Challenge: Find every line below that contains the word "caption" and copy it out.

Records from a data collection
###

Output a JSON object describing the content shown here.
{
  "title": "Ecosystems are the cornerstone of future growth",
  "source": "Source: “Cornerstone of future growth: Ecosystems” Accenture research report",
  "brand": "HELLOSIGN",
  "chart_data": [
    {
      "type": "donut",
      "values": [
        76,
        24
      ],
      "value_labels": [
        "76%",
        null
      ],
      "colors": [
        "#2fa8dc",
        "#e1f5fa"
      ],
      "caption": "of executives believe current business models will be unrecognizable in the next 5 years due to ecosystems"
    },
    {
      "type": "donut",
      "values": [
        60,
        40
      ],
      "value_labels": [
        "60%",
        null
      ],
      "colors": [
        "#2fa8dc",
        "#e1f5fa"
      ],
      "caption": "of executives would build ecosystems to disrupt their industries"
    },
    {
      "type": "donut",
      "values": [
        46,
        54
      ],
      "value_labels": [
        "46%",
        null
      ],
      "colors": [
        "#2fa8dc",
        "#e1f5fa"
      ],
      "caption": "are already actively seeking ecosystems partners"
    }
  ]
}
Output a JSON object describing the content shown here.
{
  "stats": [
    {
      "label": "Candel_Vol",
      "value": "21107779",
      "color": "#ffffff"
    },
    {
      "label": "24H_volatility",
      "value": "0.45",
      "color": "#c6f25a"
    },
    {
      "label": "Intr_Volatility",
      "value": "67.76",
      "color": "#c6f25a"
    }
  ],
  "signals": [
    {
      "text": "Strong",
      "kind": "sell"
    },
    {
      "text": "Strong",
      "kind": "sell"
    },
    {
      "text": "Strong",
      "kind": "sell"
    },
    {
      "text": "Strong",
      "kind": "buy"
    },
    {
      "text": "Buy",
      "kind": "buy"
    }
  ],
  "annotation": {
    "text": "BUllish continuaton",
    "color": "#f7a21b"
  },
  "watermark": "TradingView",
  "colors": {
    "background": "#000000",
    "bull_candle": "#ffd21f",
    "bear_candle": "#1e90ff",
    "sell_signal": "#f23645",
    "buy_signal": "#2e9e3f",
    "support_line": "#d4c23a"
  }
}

###

Written solution:
      "caption": "of executives believe current business models will be unrecognizable in the next 5 years due to ecosystems"
      "caption": "of executives would build ecosystems to disrupt their industries"
      "caption": "are already actively seeking ecosystems partners"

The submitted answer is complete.